WHAT YOU ARE ASKED TO DO → Your job is to restate each entry word for word.

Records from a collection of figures
+--

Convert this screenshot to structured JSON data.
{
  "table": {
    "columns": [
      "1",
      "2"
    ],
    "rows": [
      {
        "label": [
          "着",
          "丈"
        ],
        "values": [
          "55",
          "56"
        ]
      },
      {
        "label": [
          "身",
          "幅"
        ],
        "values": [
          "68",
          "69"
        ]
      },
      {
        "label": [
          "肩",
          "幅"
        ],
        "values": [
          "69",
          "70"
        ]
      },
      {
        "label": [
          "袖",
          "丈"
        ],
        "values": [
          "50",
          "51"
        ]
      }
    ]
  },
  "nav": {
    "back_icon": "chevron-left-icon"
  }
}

+--

TASK RESPONSE →
Convert this screenshot to structured JSON data.
{
  "table": {
    "columns": [
      "1",
      "2"
    ],
    "rows": [
      {
        "label": [
          "着",
          "丈"
        ],
        "values": [
          "55",
          "56"
        ]
      },
      {
        "label": [
          "身",
          "幅"
        ],
        "values": [
          "68",
          "69"
        ]
      },
      {
        "label": [
          "肩",
          "幅"
        ],
        "values": [
          "69",
          "70"
        ]
      },
      {
        "label": [
          "袖",
          "丈"
        ],
        "values": [
          "50",
          "51"
        ]
      }
    ]
  },
  "nav": {
    "back_icon": "chevron-left-icon"
  }
}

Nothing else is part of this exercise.